Aim of the exercise: Copy every record exactly, and keep the pictures out.

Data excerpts
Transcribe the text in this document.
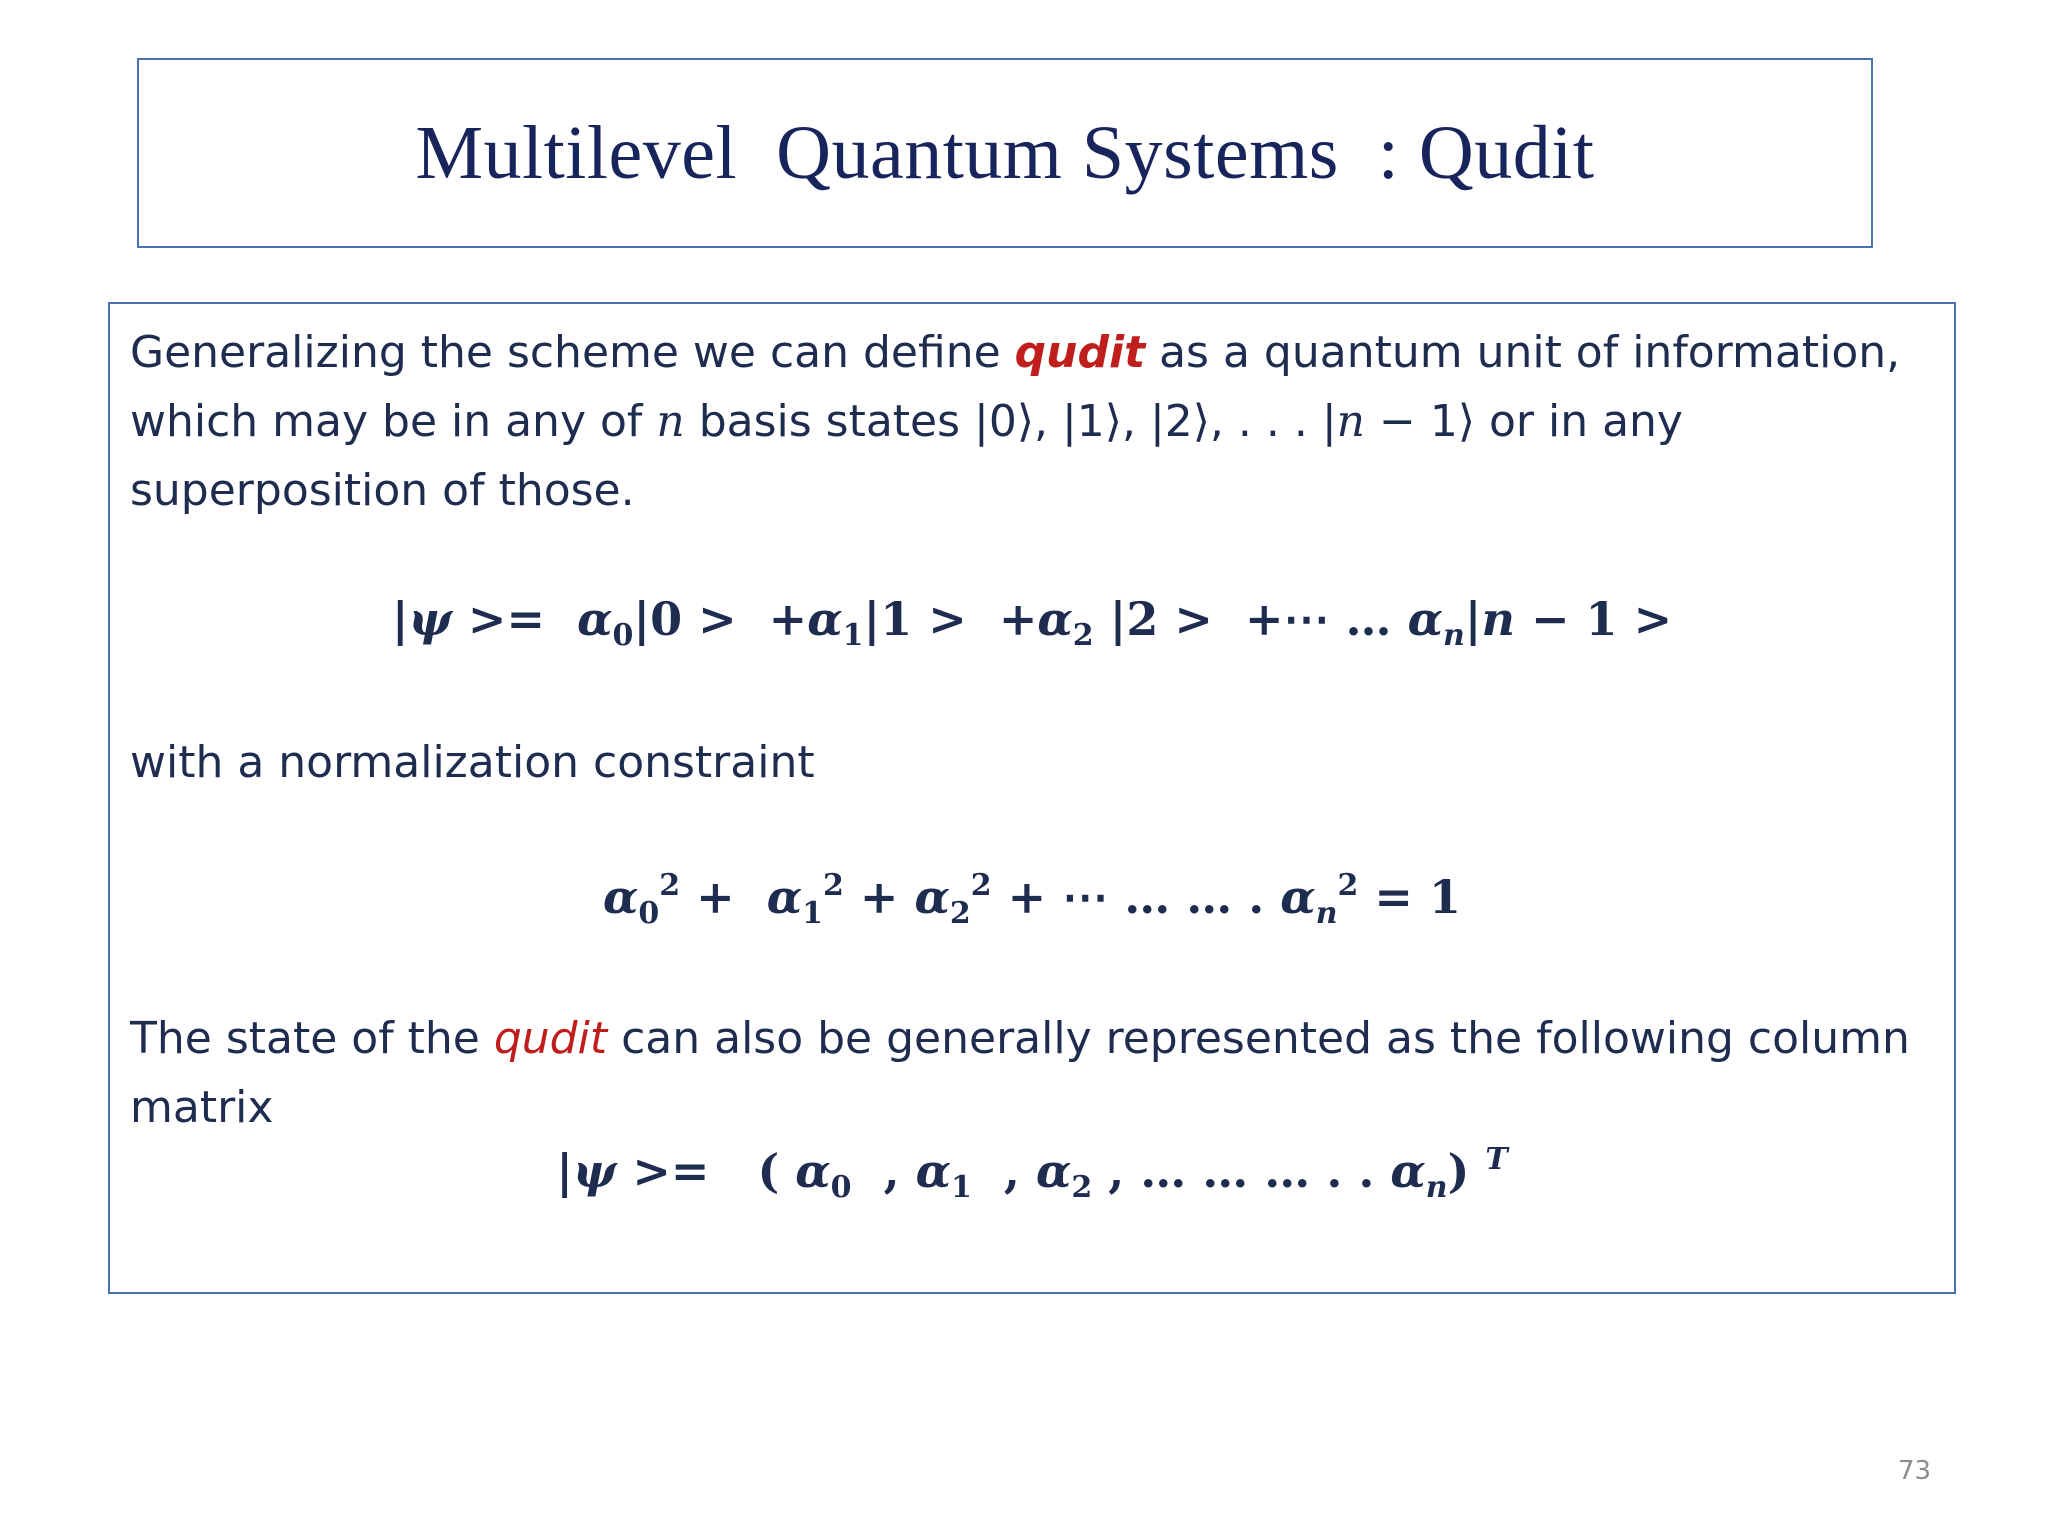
Multilevel  Quantum Systems  : Qudit

Generalizing the scheme we can define qudit as a quantum unit of information, which may be in any of n basis states |0⟩, |1⟩, |2⟩, . . . |n − 1⟩ or in any superposition of those.

$|\psi >= \alpha_0|0 > +\alpha_1|1 > +\alpha_2$ |2 >  +⋯ … $\alpha_n|n - 1$ >

with a normalization constraint

$\alpha_0^2 + \alpha_1^2 + \alpha_2^2$ + ⋯ … … . $\alpha_n^2 = 1$

The state of the qudit can also be generally represented as the following column matrix

|ψ >=   ( $\alpha_0$  , $\alpha_1$  , $\alpha_2$ , … … … . . $\alpha_n$) $^T$
73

Response:
Transcribe the text in this document.
Multilevel  Quantum Systems  : Qudit

Generalizing the scheme we can define qudit as a quantum unit of information, which may be in any of n basis states |0⟩, |1⟩, |2⟩, . . . |n − 1⟩ or in any superposition of those.

$|\psi >= \alpha_0|0 > +\alpha_1|1 > +\alpha_2$ |2 >  +⋯ … $\alpha_n|n - 1$ >

with a normalization constraint

$\alpha_0^2 + \alpha_1^2 + \alpha_2^2$ + ⋯ … … . $\alpha_n^2 = 1$

The state of the qudit can also be generally represented as the following column matrix

|ψ >=   ( $\alpha_0$  , $\alpha_1$  , $\alpha_2$ , … … … . . $\alpha_n$) $^T$
73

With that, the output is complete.